Work to complete: Each record should be set down again so that it matches the original exactly.
*** Opening of Provided records ***
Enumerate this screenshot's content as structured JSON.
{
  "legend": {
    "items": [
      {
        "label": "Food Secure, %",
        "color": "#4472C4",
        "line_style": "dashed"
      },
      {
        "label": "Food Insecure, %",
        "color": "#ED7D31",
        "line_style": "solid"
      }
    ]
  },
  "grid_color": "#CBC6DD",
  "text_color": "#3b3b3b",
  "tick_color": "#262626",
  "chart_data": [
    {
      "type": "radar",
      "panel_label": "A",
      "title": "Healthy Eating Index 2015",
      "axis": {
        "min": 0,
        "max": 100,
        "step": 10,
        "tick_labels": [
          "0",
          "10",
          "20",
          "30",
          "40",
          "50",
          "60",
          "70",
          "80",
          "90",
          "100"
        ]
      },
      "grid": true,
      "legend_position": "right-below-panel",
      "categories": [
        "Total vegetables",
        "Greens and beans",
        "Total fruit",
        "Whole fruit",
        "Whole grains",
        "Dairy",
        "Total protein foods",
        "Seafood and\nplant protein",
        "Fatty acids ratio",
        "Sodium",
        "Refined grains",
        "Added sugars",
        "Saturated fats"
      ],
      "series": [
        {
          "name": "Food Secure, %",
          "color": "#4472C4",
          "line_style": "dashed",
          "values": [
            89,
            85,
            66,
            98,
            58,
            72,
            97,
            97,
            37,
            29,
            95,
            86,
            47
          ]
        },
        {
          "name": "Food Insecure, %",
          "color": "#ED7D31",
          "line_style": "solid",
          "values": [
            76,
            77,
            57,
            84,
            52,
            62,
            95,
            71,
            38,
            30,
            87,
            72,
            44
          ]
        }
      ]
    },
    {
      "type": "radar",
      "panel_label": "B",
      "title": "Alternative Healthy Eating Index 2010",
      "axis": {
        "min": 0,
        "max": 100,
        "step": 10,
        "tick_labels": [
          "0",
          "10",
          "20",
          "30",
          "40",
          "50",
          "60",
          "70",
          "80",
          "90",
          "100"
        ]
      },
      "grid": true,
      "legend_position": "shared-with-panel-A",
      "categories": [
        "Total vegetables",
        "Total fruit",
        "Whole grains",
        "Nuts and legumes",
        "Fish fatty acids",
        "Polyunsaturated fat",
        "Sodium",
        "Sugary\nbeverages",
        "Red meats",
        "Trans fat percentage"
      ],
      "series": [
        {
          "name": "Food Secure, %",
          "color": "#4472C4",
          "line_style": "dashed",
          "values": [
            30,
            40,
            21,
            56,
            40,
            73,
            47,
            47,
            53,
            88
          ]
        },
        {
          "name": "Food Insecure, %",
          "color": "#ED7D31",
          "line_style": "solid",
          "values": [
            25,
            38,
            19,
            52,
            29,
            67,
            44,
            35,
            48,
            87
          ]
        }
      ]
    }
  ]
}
*** Close of Provided records ***
Solution to this task:
Enumerate this screenshot's content as structured JSON.
{
  "legend": {
    "items": [
      {
        "label": "Food Secure, %",
        "color": "#4472C4",
        "line_style": "dashed"
      },
      {
        "label": "Food Insecure, %",
        "color": "#ED7D31",
        "line_style": "solid"
      }
    ]
  },
  "grid_color": "#CBC6DD",
  "text_color": "#3b3b3b",
  "tick_color": "#262626",
  "chart_data": [
    {
      "type": "radar",
      "panel_label": "A",
      "title": "Healthy Eating Index 2015",
      "axis": {
        "min": 0,
        "max": 100,
        "step": 10,
        "tick_labels": [
          "0",
          "10",
          "20",
          "30",
          "40",
          "50",
          "60",
          "70",
          "80",
          "90",
          "100"
        ]
      },
      "grid": true,
      "legend_position": "right-below-panel",
      "categories": [
        "Total vegetables",
        "Greens and beans",
        "Total fruit",
        "Whole fruit",
        "Whole grains",
        "Dairy",
        "Total protein foods",
        "Seafood and\nplant protein",
        "Fatty acids ratio",
        "Sodium",
        "Refined grains",
        "Added sugars",
        "Saturated fats"
      ],
      "series": [
        {
          "name": "Food Secure, %",
          "color": "#4472C4",
          "line_style": "dashed",
          "values": [
            89,
            85,
            66,
            98,
            58,
            72,
            97,
            97,
            37,
            29,
            95,
            86,
            47
          ]
        },
        {
          "name": "Food Insecure, %",
          "color": "#ED7D31",
          "line_style": "solid",
          "values": [
            76,
            77,
            57,
            84,
            52,
            62,
            95,
            71,
            38,
            30,
            87,
            72,
            44
          ]
        }
      ]
    },
    {
      "type": "radar",
      "panel_label": "B",
      "title": "Alternative Healthy Eating Index 2010",
      "axis": {
        "min": 0,
        "max": 100,
        "step": 10,
        "tick_labels": [
          "0",
          "10",
          "20",
          "30",
          "40",
          "50",
          "60",
          "70",
          "80",
          "90",
          "100"
        ]
      },
      "grid": true,
      "legend_position": "shared-with-panel-A",
      "categories": [
        "Total vegetables",
        "Total fruit",
        "Whole grains",
        "Nuts and legumes",
        "Fish fatty acids",
        "Polyunsaturated fat",
        "Sodium",
        "Sugary\nbeverages",
        "Red meats",
        "Trans fat percentage"
      ],
      "series": [
        {
          "name": "Food Secure, %",
          "color": "#4472C4",
          "line_style": "dashed",
          "values": [
            30,
            40,
            21,
            56,
            40,
            73,
            47,
            47,
            53,
            88
          ]
        },
        {
          "name": "Food Insecure, %",
          "color": "#ED7D31",
          "line_style": "solid",
          "values": [
            25,
            38,
            19,
            52,
            29,
            67,
            44,
            35,
            48,
            87
          ]
        }
      ]
    }
  ]
}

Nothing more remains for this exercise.